* Start TASK INPUT *

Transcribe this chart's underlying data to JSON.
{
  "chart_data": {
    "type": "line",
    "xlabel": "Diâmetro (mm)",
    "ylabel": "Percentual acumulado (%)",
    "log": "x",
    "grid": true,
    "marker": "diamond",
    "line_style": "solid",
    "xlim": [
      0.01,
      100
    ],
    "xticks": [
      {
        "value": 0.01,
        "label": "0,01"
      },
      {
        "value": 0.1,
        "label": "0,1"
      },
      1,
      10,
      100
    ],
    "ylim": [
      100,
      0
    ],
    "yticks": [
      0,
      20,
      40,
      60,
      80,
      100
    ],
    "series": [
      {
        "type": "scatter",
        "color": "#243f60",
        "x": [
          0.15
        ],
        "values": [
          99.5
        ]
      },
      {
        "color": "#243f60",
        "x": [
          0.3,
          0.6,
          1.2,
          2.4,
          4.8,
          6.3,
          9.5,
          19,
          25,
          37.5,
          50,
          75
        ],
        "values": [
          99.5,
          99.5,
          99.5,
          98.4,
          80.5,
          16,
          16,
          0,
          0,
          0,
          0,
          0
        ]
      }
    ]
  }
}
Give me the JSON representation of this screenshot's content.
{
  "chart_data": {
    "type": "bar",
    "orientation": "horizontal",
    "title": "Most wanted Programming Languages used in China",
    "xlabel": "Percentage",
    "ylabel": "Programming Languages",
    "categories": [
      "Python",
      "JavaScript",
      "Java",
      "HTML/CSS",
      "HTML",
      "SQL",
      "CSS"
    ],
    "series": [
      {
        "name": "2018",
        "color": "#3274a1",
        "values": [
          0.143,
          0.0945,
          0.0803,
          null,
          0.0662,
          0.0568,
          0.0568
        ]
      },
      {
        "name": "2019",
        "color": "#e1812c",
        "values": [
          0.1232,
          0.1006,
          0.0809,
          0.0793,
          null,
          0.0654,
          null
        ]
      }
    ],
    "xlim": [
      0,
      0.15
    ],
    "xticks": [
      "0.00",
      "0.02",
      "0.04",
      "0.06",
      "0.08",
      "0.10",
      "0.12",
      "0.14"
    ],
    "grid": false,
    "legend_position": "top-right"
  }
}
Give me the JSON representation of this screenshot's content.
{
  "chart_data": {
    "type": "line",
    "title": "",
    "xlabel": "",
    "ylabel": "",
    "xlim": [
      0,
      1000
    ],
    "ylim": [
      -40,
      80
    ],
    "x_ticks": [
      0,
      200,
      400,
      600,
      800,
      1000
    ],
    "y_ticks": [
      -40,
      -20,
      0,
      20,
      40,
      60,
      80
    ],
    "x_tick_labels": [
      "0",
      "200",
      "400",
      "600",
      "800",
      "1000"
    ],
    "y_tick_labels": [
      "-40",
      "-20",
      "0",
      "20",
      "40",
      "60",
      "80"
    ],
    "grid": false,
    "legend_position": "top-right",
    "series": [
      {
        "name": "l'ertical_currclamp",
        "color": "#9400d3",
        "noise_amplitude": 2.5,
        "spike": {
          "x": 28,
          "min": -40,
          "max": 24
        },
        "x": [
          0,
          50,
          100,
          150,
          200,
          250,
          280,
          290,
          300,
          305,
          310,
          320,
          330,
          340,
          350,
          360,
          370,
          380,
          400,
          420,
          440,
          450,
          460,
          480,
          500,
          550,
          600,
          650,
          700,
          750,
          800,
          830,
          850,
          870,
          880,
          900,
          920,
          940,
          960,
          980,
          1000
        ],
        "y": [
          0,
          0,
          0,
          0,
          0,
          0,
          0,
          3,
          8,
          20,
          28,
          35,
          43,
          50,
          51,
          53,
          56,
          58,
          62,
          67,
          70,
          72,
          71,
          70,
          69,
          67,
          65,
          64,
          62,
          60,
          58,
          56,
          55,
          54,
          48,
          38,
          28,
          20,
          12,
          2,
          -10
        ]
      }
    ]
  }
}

* End TASK INPUT *

== DIRECTIONS ==
Take the records above and return them exactly as written.

== THE REPLY ==
Transcribe this chart's underlying data to JSON.
{
  "chart_data": {
    "type": "line",
    "xlabel": "Diâmetro (mm)",
    "ylabel": "Percentual acumulado (%)",
    "log": "x",
    "grid": true,
    "marker": "diamond",
    "line_style": "solid",
    "xlim": [
      0.01,
      100
    ],
    "xticks": [
      {
        "value": 0.01,
        "label": "0,01"
      },
      {
        "value": 0.1,
        "label": "0,1"
      },
      1,
      10,
      100
    ],
    "ylim": [
      100,
      0
    ],
    "yticks": [
      0,
      20,
      40,
      60,
      80,
      100
    ],
    "series": [
      {
        "type": "scatter",
        "color": "#243f60",
        "x": [
          0.15
        ],
        "values": [
          99.5
        ]
      },
      {
        "color": "#243f60",
        "x": [
          0.3,
          0.6,
          1.2,
          2.4,
          4.8,
          6.3,
          9.5,
          19,
          25,
          37.5,
          50,
          75
        ],
        "values": [
          99.5,
          99.5,
          99.5,
          98.4,
          80.5,
          16,
          16,
          0,
          0,
          0,
          0,
          0
        ]
      }
    ]
  }
}
Give me the JSON representation of this screenshot's content.
{
  "chart_data": {
    "type": "bar",
    "orientation": "horizontal",
    "title": "Most wanted Programming Languages used in China",
    "xlabel": "Percentage",
    "ylabel": "Programming Languages",
    "categories": [
      "Python",
      "JavaScript",
      "Java",
      "HTML/CSS",
      "HTML",
      "SQL",
      "CSS"
    ],
    "series": [
      {
        "name": "2018",
        "color": "#3274a1",
        "values": [
          0.143,
          0.0945,
          0.0803,
          null,
          0.0662,
          0.0568,
          0.0568
        ]
      },
      {
        "name": "2019",
        "color": "#e1812c",
        "values": [
          0.1232,
          0.1006,
          0.0809,
          0.0793,
          null,
          0.0654,
          null
        ]
      }
    ],
    "xlim": [
      0,
      0.15
    ],
    "xticks": [
      "0.00",
      "0.02",
      "0.04",
      "0.06",
      "0.08",
      "0.10",
      "0.12",
      "0.14"
    ],
    "grid": false,
    "legend_position": "top-right"
  }
}
Give me the JSON representation of this screenshot's content.
{
  "chart_data": {
    "type": "line",
    "title": "",
    "xlabel": "",
    "ylabel": "",
    "xlim": [
      0,
      1000
    ],
    "ylim": [
      -40,
      80
    ],
    "x_ticks": [
      0,
      200,
      400,
      600,
      800,
      1000
    ],
    "y_ticks": [
      -40,
      -20,
      0,
      20,
      40,
      60,
      80
    ],
    "x_tick_labels": [
      "0",
      "200",
      "400",
      "600",
      "800",
      "1000"
    ],
    "y_tick_labels": [
      "-40",
      "-20",
      "0",
      "20",
      "40",
      "60",
      "80"
    ],
    "grid": false,
    "legend_position": "top-right",
    "series": [
      {
        "name": "l'ertical_currclamp",
        "color": "#9400d3",
        "noise_amplitude": 2.5,
        "spike": {
          "x": 28,
          "min": -40,
          "max": 24
        },
        "x": [
          0,
          50,
          100,
          150,
          200,
          250,
          280,
          290,
          300,
          305,
          310,
          320,
          330,
          340,
          350,
          360,
          370,
          380,
          400,
          420,
          440,
          450,
          460,
          480,
          500,
          550,
          600,
          650,
          700,
          750,
          800,
          830,
          850,
          870,
          880,
          900,
          920,
          940,
          960,
          980,
          1000
        ],
        "y": [
          0,
          0,
          0,
          0,
          0,
          0,
          0,
          3,
          8,
          20,
          28,
          35,
          43,
          50,
          51,
          53,
          56,
          58,
          62,
          67,
          70,
          72,
          71,
          70,
          69,
          67,
          65,
          64,
          62,
          60,
          58,
          56,
          55,
          54,
          48,
          38,
          28,
          20,
          12,
          2,
          -10
        ]
      }
    ]
  }
}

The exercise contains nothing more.